WHAT IS BEING ASKED:
According to the court excerpt, on what date did the parties make their oral and written submissions?

SOURCE TEXT:
____________

4.   In the alternative to the third order sought, a declaration as to the level of the worker’s earning capacity as at 24 August 2011 to date and continuing.

 

5.   The worker’s application be dismissed.

 

6.   The worker pay the employer’s costs of and incidental to the proceedings to be taxed at 100% of the Supreme Court scale in default of agreement.

 

10.      By way of reply and defence to the employer’s counterclaim the worker denies the allegations made in the counterclaim and denies the employer is entitled to the relief sought in the counterclaim.

THE PARTIES’ SUBMISSIONS

11.      Both oral and written submissions were made by the parties on 14 January 2013. The worker’s submissions were to the effect that the employer should be dux Litis. The employer, on the other hand, submitted that the worker should be dux Litis.

12.      After hearing the submissions the Court reserved its decision on the question of dux Litis.

____________

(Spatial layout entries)
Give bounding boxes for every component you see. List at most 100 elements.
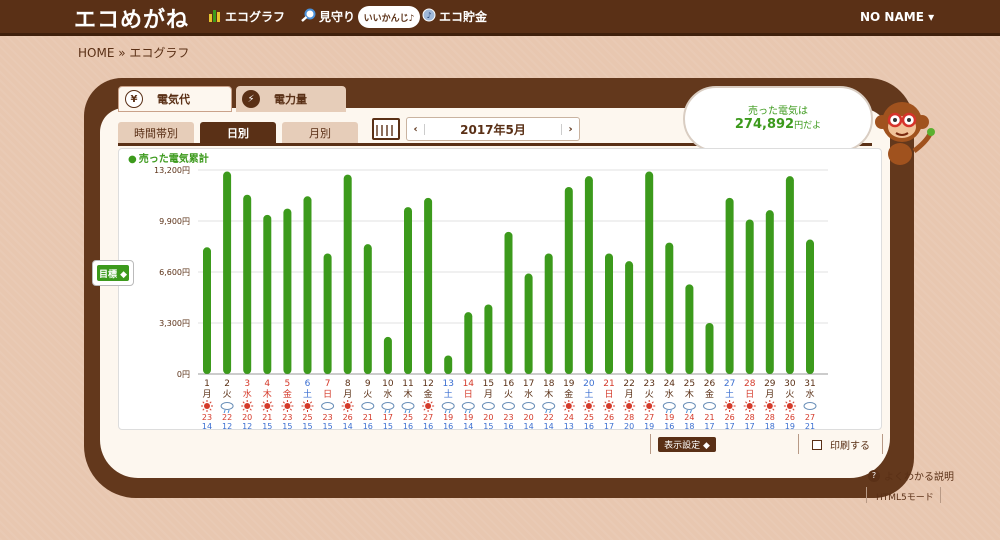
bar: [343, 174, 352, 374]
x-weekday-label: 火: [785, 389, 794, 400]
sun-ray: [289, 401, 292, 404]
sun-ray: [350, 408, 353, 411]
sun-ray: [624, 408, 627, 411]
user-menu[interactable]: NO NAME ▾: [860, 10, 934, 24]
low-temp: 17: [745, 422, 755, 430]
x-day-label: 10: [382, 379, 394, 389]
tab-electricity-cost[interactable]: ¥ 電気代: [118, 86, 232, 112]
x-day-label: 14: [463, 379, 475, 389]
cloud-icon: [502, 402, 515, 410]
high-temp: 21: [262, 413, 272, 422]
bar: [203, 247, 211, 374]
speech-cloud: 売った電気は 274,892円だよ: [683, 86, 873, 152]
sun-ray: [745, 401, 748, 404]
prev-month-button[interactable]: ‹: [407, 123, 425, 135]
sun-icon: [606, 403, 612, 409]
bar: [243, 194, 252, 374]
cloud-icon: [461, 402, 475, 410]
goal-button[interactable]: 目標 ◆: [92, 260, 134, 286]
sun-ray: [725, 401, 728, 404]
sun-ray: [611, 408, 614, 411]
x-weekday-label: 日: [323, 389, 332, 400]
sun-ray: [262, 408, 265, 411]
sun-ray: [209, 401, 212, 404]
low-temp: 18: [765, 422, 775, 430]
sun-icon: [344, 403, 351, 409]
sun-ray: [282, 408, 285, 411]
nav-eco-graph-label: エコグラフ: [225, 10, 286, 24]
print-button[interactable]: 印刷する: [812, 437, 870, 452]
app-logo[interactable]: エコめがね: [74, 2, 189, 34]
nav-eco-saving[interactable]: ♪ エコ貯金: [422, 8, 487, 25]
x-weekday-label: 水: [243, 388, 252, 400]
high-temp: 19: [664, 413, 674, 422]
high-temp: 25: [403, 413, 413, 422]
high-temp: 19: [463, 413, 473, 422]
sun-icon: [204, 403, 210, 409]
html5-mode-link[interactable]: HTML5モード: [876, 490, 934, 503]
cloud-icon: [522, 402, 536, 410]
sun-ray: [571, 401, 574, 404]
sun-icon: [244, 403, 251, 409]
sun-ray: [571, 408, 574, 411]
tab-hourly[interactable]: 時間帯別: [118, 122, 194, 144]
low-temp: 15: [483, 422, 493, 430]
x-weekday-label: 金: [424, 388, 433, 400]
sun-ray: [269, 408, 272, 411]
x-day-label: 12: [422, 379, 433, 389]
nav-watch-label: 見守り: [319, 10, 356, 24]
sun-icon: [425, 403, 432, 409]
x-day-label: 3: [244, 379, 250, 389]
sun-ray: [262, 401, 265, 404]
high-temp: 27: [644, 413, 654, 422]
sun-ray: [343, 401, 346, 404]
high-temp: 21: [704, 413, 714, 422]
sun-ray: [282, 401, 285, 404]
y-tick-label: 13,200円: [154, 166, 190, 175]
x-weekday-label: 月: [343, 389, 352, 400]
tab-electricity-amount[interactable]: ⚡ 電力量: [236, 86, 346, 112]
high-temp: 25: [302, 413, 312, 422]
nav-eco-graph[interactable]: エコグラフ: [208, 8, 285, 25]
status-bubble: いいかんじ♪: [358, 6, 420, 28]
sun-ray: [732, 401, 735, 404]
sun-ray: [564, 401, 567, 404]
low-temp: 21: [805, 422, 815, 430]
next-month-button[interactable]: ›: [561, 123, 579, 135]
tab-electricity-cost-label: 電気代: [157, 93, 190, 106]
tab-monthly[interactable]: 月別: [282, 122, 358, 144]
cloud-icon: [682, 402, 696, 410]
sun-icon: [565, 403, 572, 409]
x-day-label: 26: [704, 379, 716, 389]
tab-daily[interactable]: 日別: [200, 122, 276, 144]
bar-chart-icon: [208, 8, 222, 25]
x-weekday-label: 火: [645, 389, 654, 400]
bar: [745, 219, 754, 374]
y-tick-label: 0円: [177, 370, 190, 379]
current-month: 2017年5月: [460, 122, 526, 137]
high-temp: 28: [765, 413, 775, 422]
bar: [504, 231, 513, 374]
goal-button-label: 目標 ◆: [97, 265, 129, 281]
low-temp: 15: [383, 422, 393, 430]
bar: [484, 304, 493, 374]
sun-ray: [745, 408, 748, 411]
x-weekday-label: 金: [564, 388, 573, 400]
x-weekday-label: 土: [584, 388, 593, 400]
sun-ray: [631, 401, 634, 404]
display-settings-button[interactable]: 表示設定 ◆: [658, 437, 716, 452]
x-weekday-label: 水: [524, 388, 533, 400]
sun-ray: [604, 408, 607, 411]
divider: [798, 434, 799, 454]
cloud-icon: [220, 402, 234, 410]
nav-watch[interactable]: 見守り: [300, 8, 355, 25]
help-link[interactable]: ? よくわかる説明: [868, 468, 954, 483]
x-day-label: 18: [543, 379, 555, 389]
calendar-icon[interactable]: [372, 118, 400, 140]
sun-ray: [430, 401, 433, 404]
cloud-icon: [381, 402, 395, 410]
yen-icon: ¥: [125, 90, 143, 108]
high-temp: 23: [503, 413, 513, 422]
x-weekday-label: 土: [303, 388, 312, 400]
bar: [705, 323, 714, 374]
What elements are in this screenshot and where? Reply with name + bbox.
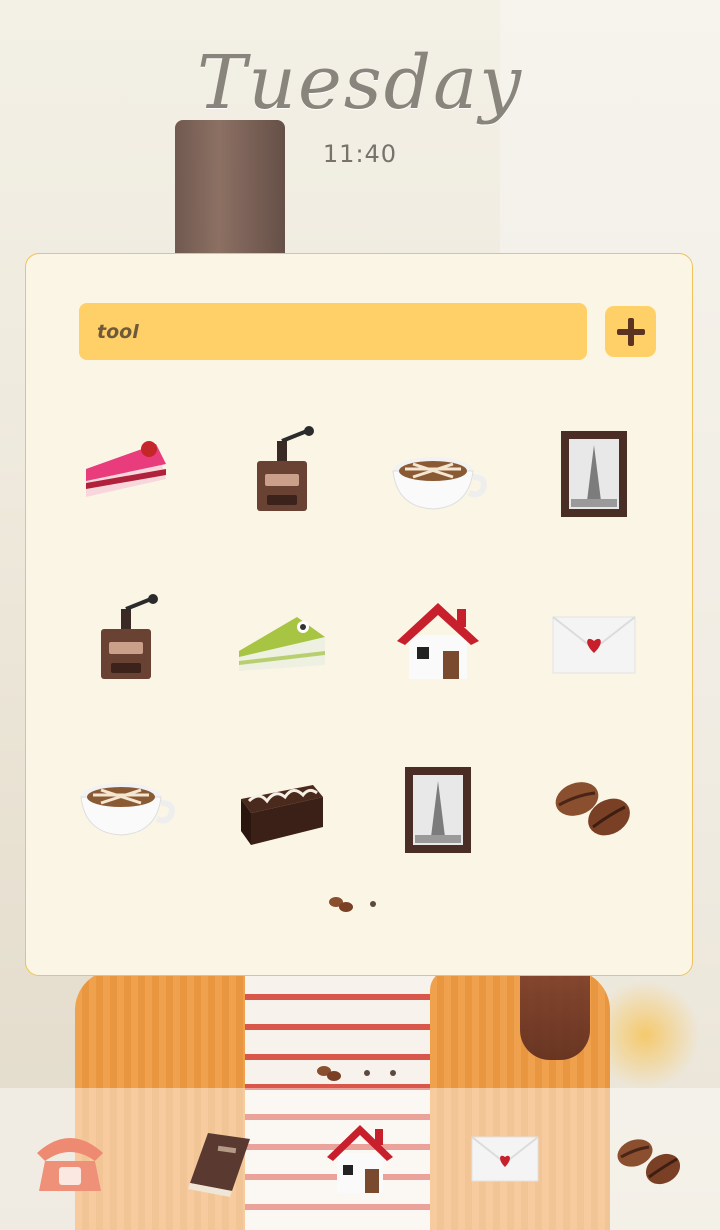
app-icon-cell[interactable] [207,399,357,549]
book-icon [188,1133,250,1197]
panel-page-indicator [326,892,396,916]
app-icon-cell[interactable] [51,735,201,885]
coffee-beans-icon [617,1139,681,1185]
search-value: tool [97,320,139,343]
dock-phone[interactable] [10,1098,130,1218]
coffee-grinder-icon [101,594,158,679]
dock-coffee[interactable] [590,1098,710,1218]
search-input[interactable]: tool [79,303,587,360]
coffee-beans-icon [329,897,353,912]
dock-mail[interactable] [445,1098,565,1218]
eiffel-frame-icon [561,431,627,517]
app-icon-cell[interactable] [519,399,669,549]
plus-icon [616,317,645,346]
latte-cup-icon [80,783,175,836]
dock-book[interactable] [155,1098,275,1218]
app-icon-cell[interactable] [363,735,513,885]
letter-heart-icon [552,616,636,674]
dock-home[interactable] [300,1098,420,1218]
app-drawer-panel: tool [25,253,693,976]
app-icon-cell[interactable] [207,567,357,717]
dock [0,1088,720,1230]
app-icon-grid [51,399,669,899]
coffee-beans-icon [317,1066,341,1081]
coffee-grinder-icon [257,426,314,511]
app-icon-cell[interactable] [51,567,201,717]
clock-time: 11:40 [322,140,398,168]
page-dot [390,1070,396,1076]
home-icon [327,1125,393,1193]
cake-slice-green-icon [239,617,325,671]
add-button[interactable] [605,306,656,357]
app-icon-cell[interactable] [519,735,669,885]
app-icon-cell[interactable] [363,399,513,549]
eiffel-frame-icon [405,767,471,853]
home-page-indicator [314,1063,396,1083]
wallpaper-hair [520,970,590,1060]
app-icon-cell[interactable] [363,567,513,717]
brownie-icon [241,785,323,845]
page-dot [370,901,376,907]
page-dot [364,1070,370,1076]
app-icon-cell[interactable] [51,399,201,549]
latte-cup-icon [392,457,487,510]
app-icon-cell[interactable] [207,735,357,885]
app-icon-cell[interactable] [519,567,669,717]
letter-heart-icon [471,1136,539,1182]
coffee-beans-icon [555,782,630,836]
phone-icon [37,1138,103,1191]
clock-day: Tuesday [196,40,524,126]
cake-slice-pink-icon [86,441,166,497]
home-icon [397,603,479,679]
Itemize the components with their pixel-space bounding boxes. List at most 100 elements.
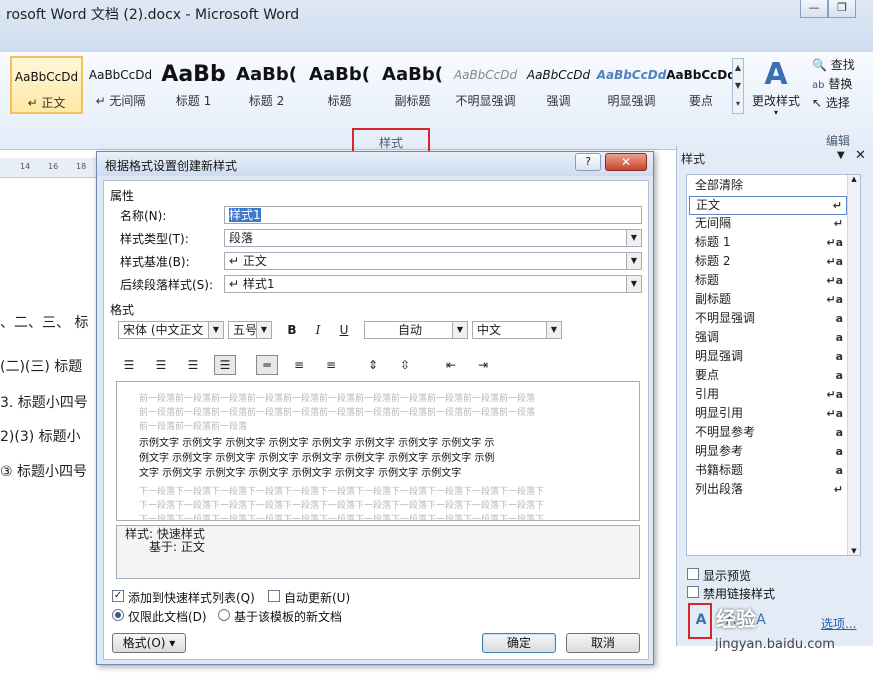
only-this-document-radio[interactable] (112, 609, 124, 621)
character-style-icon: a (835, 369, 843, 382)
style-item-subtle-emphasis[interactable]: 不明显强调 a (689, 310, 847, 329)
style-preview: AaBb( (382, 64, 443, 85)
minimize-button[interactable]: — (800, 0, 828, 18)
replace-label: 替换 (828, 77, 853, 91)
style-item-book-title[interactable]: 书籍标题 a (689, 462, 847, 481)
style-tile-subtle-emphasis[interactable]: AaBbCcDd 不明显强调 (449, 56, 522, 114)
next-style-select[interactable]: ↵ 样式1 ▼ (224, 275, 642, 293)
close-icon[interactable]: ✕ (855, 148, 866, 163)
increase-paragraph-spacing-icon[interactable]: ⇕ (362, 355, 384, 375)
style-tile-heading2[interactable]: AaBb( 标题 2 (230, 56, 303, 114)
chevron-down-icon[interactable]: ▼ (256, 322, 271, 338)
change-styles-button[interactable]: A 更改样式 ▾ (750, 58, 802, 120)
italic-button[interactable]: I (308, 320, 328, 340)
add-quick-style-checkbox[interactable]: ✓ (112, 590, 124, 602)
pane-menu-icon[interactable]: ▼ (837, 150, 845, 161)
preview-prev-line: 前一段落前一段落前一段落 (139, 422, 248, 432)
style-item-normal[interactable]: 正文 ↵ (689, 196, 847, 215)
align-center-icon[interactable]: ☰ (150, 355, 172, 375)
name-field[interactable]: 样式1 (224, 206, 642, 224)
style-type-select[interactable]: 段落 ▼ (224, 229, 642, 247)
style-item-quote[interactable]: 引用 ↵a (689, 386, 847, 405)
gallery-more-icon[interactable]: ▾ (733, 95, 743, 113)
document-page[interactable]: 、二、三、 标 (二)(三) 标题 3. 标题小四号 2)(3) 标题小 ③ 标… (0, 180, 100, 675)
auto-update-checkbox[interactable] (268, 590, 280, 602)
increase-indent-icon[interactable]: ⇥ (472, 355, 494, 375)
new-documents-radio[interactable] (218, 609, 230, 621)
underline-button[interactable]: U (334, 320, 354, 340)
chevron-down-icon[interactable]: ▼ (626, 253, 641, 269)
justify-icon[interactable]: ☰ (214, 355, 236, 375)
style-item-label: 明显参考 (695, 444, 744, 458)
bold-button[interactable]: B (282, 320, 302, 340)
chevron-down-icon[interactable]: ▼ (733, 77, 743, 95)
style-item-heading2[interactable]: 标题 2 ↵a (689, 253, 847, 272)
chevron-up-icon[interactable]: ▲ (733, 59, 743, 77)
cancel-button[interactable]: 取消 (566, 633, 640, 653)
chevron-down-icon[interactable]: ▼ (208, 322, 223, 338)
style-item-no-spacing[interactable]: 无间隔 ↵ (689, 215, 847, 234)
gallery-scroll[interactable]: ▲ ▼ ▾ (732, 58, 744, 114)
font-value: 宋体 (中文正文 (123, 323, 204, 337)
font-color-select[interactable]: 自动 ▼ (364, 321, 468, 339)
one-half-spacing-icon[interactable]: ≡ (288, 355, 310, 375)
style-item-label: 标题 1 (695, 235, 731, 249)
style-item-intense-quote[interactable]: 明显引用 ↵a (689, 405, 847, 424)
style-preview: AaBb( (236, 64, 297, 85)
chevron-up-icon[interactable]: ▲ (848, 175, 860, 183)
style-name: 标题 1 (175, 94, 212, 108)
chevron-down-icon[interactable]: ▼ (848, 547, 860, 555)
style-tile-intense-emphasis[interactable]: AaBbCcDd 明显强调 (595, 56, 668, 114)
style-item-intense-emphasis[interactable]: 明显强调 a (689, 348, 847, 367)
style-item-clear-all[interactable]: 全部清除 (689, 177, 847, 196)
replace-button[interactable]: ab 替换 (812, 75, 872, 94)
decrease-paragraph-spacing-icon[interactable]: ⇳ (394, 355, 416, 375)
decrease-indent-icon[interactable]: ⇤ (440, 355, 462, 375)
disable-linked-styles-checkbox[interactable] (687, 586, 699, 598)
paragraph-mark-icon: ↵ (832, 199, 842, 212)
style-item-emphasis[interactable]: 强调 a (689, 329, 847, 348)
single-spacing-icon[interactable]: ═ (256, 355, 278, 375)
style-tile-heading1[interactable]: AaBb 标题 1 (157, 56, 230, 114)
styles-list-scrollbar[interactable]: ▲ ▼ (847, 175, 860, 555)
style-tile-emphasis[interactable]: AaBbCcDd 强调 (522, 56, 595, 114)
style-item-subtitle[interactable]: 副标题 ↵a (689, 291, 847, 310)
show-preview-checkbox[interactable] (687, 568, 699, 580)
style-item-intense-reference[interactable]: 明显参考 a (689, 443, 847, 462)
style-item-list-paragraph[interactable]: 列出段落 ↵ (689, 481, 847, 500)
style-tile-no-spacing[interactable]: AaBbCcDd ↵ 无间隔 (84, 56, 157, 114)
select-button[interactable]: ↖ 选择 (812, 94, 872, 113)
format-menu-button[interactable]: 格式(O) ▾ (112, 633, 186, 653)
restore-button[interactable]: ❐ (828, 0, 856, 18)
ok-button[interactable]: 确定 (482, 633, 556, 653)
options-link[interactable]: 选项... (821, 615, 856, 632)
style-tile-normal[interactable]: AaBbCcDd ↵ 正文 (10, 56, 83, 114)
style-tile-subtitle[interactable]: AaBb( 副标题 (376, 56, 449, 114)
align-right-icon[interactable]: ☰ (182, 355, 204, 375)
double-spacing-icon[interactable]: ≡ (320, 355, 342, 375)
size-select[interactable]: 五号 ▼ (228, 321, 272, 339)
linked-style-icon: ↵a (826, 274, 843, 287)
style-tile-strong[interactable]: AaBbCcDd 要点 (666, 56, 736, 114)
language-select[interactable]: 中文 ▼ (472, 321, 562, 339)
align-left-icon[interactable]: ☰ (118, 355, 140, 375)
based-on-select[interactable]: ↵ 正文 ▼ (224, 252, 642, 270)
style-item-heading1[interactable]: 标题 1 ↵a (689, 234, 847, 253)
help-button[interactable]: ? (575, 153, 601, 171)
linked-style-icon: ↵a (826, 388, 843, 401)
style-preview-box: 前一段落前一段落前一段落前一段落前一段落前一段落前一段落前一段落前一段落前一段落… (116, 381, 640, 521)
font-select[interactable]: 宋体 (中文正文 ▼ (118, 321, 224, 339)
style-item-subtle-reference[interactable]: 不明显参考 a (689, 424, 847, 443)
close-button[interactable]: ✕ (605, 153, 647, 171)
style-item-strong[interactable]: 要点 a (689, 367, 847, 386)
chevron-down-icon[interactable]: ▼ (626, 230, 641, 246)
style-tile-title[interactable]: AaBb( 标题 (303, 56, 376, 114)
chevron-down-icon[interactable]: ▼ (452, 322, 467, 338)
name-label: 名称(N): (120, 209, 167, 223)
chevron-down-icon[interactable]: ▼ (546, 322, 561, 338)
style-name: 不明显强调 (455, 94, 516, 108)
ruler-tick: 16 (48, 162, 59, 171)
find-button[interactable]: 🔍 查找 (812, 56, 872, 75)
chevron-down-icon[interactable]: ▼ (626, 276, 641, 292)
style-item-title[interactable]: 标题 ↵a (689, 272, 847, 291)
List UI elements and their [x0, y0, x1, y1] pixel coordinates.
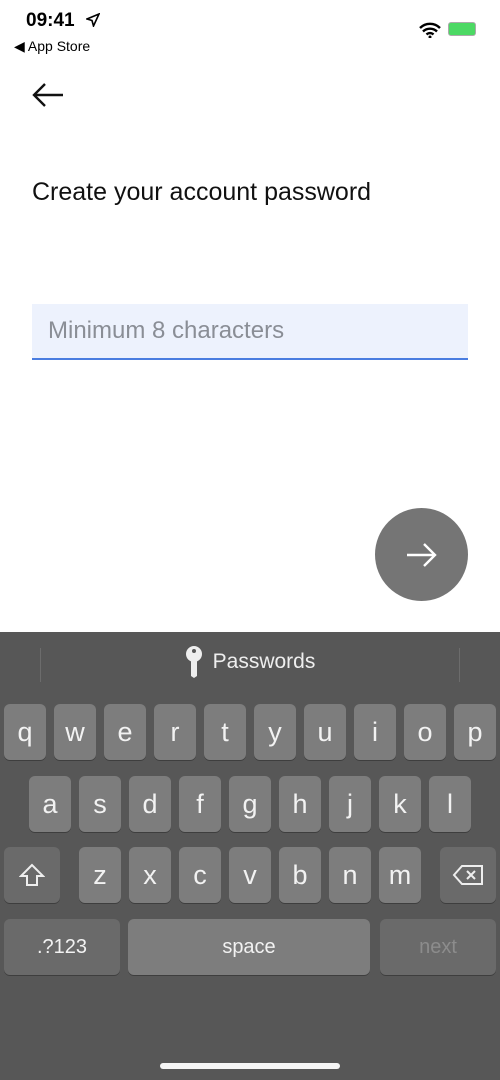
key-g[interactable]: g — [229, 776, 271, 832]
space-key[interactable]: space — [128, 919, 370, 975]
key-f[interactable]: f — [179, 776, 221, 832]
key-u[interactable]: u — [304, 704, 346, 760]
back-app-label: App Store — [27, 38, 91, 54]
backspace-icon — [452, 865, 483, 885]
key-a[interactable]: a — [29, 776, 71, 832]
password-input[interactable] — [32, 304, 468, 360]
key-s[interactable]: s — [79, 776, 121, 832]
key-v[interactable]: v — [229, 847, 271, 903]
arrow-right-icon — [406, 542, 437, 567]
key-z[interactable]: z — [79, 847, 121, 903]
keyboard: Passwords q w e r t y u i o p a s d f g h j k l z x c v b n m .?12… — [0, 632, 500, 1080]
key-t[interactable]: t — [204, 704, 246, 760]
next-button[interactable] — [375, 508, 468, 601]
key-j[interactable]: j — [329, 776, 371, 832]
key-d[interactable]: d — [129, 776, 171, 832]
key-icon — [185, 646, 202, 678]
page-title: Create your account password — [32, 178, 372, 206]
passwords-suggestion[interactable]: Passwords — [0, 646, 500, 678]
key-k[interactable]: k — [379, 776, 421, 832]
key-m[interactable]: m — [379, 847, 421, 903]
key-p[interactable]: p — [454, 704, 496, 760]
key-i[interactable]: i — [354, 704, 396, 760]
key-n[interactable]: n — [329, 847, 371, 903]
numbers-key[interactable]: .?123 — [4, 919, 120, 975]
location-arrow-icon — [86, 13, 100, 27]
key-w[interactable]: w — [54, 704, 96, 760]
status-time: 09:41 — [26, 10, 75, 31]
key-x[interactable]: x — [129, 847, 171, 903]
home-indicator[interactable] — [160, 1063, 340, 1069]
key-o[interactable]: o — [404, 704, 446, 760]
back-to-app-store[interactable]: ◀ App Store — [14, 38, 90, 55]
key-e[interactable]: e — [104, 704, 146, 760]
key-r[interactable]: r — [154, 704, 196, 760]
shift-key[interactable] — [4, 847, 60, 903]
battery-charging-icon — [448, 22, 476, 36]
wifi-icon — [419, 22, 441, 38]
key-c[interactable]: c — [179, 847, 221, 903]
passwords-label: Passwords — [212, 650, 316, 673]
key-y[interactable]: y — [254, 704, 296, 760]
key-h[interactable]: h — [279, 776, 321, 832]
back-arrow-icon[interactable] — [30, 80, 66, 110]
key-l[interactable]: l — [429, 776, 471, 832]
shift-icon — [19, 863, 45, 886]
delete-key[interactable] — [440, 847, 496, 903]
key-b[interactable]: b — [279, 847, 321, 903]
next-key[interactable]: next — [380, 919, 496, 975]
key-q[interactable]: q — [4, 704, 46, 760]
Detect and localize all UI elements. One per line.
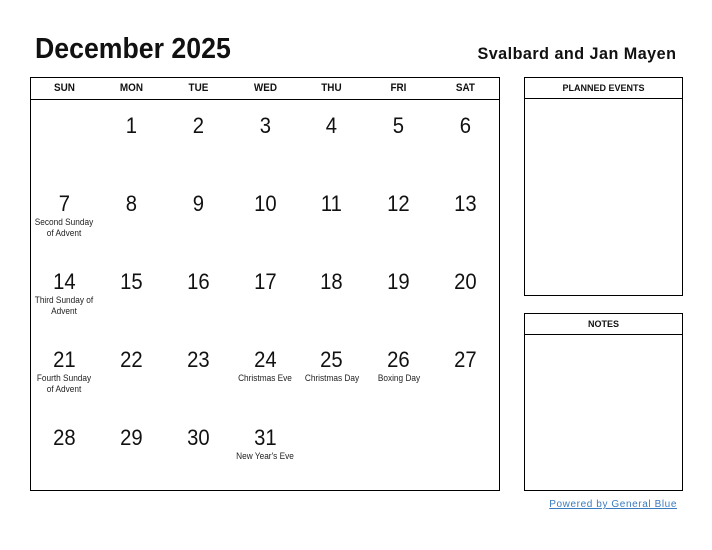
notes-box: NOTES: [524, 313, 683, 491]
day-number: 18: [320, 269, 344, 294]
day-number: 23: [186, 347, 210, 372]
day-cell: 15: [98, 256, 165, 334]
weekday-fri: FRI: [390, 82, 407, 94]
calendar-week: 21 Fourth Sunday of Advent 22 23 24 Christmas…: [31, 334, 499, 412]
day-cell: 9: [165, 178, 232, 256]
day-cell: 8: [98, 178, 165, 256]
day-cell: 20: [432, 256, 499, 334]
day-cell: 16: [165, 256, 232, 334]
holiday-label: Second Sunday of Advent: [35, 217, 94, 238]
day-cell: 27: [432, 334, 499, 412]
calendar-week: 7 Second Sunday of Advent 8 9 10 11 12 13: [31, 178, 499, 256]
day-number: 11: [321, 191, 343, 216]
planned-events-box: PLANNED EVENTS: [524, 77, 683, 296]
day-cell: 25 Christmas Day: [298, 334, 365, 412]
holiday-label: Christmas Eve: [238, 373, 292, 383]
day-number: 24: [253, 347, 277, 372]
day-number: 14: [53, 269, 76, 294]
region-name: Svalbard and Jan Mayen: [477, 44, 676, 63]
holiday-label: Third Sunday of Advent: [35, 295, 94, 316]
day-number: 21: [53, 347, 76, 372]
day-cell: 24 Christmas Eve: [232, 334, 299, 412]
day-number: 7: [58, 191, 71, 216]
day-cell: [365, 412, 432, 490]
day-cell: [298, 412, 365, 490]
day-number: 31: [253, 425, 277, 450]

____________

ANSWER TO THIS EXERCISE:
14 January 2013